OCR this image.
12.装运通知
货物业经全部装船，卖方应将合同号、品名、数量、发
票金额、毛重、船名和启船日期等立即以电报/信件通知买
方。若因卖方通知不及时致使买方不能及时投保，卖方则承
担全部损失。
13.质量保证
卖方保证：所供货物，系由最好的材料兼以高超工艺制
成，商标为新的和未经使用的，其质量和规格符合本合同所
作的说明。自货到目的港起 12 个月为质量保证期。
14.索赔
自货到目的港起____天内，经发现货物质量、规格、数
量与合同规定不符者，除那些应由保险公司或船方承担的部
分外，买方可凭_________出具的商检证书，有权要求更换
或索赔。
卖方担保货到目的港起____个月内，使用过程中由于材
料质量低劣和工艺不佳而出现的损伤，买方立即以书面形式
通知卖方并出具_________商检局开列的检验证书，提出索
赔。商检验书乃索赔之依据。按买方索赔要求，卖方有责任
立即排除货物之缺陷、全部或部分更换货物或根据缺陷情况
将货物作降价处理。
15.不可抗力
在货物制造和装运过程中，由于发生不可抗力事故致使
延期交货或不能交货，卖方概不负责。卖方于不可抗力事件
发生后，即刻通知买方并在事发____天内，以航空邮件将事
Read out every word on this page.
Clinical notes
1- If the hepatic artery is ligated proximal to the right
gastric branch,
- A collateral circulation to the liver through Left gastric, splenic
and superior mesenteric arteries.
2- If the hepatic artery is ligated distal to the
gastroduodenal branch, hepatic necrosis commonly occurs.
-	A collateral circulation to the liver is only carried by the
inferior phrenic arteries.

************

Return the listing above in its exact form.

OCR this image.
12.装运通知
货物业经全部装船，卖方应将合同号、品名、数量、发
票金额、毛重、船名和启船日期等立即以电报/信件通知买
方。若因卖方通知不及时致使买方不能及时投保，卖方则承
担全部损失。
13.质量保证
卖方保证：所供货物，系由最好的材料兼以高超工艺制
成，商标为新的和未经使用的，其质量和规格符合本合同所
作的说明。自货到目的港起 12 个月为质量保证期。
14.索赔
自货到目的港起____天内，经发现货物质量、规格、数
量与合同规定不符者，除那些应由保险公司或船方承担的部
分外，买方可凭_________出具的商检证书，有权要求更换
或索赔。
卖方担保货到目的港起____个月内，使用过程中由于材
料质量低劣和工艺不佳而出现的损伤，买方立即以书面形式
通知卖方并出具_________商检局开列的检验证书，提出索
赔。商检验书乃索赔之依据。按买方索赔要求，卖方有责任
立即排除货物之缺陷、全部或部分更换货物或根据缺陷情况
将货物作降价处理。
15.不可抗力
在货物制造和装运过程中，由于发生不可抗力事故致使
延期交货或不能交货，卖方概不负责。卖方于不可抗力事件
发生后，即刻通知买方并在事发____天内，以航空邮件将事
Read out every word on this page.
Clinical notes
1- If the hepatic artery is ligated proximal to the right
gastric branch,
- A collateral circulation to the liver through Left gastric, splenic
and superior mesenteric arteries.
2- If the hepatic artery is ligated distal to the
gastroduodenal branch, hepatic necrosis commonly occurs.
-	A collateral circulation to the liver is only carried by the
inferior phrenic arteries.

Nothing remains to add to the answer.